> WHAT YOU WILL DO
Scan the data below for the string "three". Show every line where it turns up.

> ENTRIES PROVIDED

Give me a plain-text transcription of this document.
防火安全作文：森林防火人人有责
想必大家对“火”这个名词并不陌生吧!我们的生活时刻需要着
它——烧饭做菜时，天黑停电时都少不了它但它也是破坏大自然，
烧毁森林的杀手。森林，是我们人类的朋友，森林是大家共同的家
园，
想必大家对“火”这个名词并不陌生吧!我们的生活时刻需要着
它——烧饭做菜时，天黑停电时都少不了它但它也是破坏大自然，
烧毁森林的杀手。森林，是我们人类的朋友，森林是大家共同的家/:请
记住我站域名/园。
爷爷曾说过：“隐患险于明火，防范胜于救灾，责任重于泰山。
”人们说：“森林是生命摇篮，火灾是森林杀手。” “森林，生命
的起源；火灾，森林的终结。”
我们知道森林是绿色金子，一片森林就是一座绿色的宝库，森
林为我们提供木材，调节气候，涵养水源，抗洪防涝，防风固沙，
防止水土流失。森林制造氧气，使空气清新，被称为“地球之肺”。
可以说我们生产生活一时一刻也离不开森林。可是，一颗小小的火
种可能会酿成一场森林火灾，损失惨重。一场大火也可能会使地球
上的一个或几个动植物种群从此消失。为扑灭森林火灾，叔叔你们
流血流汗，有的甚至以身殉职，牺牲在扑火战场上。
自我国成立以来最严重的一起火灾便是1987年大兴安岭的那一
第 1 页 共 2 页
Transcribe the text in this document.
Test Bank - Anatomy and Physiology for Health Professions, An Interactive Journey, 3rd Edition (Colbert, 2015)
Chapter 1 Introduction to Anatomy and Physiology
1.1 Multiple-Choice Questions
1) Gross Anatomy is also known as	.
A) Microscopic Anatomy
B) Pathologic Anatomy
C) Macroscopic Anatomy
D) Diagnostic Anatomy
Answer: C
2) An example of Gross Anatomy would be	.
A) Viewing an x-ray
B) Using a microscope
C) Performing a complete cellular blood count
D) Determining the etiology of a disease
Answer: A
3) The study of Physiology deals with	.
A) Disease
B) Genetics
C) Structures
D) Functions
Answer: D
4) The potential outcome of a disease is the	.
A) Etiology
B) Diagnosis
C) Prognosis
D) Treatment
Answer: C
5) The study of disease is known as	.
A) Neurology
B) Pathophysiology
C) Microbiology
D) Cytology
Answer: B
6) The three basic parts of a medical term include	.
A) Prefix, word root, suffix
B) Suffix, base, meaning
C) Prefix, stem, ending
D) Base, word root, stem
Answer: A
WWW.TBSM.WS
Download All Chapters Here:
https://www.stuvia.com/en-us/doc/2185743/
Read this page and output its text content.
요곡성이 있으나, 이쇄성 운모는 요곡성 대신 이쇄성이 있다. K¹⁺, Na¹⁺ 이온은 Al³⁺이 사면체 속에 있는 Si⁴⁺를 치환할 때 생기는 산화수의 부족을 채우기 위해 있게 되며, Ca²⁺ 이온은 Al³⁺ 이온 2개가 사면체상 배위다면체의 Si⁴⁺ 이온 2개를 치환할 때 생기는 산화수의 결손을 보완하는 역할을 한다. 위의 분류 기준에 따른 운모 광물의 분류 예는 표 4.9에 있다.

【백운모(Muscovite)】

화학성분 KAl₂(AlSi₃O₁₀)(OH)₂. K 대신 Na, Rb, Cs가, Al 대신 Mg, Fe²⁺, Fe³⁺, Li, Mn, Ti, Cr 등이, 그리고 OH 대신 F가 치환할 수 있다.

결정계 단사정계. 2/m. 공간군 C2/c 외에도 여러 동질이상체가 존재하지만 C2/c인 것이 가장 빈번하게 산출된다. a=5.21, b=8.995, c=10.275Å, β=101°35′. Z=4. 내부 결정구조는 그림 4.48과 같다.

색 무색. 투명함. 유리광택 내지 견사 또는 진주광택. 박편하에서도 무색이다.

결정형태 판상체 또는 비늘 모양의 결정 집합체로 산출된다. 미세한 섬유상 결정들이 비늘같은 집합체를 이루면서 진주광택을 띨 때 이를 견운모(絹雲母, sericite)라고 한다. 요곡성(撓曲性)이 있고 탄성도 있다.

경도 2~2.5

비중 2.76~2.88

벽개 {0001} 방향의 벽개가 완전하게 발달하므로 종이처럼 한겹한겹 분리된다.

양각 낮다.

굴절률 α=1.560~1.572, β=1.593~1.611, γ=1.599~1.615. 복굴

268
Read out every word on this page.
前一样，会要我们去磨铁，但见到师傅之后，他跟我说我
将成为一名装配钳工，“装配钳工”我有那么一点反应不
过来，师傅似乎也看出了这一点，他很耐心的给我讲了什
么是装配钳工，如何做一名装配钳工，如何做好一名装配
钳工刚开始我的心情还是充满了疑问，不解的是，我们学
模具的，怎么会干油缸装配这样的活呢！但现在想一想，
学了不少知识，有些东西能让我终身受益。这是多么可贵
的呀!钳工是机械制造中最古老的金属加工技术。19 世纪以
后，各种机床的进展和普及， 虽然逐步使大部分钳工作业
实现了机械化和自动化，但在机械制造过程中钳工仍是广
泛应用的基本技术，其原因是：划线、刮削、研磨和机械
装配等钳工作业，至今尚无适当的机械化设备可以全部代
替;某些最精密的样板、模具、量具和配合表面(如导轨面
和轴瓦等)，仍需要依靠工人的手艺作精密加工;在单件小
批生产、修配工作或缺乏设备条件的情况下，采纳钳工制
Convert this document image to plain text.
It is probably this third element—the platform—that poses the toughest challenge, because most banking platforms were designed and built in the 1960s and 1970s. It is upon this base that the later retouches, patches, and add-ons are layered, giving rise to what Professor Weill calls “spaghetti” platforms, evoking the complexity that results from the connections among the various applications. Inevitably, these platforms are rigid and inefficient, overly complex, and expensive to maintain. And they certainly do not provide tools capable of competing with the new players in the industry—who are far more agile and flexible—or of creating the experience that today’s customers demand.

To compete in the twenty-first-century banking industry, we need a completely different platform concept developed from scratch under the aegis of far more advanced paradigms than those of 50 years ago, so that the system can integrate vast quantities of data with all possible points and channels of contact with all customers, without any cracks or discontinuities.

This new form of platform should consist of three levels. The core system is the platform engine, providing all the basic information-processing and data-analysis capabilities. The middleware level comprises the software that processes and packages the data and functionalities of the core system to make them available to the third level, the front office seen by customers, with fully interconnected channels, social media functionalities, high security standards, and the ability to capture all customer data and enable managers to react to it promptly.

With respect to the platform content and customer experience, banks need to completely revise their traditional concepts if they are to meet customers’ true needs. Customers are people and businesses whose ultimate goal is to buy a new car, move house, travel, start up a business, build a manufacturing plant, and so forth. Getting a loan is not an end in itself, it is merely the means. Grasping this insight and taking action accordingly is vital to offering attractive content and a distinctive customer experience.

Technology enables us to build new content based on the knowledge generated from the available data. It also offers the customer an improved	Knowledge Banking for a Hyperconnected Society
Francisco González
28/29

> FINAL RESULT
6) The three basic parts of a medical term include	.
This new form of platform should consist of three levels. The core system is the platform engine, providing all the basic information-processing and data-analysis capabilities. The middleware level comprises the software that processes and packages the data and functionalities of the core system to make them available to the third level, the front office seen by customers, with fully interconnected channels, social media functionalities, high security standards, and the ability to capture all customer data and enable managers to react to it promptly.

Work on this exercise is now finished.